** start RECORDS FOR THIS EXERCISE **

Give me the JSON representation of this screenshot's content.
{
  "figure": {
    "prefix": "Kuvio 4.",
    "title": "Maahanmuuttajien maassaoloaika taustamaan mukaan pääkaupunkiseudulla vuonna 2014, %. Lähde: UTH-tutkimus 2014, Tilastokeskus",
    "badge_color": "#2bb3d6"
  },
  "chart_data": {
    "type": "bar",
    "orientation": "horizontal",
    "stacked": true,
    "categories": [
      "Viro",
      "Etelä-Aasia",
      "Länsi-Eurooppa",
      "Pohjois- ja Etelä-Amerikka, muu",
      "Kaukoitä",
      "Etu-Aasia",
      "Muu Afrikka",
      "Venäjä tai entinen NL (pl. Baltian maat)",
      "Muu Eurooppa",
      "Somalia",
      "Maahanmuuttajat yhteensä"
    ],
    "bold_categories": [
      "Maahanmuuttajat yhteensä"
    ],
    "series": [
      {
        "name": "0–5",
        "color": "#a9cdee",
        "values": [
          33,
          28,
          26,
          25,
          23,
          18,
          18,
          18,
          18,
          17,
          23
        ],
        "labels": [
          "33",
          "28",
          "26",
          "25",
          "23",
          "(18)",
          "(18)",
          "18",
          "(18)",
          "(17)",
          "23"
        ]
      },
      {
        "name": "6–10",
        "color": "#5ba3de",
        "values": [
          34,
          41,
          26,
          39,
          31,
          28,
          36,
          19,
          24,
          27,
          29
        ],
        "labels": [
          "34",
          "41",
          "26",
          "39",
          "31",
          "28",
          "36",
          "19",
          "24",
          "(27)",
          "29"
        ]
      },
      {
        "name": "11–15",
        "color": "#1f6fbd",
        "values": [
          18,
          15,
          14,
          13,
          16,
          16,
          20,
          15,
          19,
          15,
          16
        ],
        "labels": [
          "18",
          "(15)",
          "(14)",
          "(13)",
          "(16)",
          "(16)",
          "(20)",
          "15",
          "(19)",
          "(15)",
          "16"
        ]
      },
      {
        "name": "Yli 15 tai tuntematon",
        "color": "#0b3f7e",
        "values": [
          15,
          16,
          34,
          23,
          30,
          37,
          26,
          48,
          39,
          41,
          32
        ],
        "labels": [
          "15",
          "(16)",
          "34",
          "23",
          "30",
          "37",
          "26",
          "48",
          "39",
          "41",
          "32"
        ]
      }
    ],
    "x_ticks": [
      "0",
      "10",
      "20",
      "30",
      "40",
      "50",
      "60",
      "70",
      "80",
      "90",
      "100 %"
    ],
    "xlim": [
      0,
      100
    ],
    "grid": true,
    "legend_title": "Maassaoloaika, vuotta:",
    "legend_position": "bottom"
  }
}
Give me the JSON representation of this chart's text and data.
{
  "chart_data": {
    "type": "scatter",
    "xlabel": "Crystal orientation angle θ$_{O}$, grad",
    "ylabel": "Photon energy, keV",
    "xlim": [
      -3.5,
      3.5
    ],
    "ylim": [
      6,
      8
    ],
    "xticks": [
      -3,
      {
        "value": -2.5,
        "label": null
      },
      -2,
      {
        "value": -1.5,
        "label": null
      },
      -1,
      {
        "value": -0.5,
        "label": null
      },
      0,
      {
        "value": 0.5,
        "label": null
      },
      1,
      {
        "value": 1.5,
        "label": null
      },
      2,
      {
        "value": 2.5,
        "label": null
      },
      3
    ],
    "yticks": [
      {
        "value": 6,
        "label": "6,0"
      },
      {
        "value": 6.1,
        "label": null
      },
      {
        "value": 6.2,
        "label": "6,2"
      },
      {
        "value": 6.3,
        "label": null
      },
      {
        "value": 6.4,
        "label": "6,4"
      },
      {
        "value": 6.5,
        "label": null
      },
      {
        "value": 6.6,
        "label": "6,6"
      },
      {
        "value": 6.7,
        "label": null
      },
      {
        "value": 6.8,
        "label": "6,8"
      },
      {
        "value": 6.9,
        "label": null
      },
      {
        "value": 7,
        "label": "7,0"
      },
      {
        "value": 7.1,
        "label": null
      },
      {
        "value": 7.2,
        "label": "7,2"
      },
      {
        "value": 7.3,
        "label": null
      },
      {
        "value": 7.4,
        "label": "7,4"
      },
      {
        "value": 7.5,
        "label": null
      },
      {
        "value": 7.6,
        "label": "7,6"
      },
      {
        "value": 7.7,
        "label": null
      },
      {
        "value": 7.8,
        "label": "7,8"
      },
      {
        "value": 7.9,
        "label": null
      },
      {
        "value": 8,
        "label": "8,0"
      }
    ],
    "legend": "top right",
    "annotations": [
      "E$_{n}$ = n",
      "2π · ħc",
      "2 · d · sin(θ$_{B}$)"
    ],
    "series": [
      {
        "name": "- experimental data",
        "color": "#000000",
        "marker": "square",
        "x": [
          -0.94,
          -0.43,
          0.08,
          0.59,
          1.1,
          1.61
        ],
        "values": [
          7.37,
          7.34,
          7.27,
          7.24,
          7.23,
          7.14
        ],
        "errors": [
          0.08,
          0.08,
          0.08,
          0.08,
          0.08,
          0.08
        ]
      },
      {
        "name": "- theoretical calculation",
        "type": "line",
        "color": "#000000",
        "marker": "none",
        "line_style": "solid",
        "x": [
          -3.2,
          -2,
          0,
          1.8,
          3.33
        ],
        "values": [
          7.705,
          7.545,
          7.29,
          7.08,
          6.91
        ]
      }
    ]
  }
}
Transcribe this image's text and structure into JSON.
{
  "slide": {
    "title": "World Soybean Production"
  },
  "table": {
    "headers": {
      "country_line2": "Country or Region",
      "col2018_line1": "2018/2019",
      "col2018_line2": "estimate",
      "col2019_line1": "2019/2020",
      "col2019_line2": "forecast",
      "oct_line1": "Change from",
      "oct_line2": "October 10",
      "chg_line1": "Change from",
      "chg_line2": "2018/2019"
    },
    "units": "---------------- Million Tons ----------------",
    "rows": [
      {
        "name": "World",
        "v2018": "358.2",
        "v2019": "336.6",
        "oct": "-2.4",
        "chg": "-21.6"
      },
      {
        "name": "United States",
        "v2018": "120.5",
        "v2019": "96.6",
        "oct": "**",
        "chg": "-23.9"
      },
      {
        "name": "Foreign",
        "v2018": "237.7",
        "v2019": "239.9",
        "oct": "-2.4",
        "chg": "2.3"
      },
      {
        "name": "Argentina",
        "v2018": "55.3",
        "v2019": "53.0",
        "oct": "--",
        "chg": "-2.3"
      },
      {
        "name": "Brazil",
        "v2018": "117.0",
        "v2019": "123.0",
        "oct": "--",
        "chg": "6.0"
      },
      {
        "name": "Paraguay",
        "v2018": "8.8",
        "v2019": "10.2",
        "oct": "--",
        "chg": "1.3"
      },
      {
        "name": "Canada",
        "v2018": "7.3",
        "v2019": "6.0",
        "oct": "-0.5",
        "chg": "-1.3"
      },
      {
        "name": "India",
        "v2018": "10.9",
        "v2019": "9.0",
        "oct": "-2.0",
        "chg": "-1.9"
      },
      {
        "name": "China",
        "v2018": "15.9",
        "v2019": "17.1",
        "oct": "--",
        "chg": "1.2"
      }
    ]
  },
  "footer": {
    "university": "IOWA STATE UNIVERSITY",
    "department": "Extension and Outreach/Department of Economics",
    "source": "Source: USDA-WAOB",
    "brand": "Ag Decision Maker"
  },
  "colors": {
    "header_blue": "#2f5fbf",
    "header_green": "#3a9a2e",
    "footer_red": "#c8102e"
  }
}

** end RECORDS FOR THIS EXERCISE **

EXERCISE
Filter the entries and copy out every line with the word "World".

ANSWER IN FULL
    "title": "World Soybean Production"
        "name": "World",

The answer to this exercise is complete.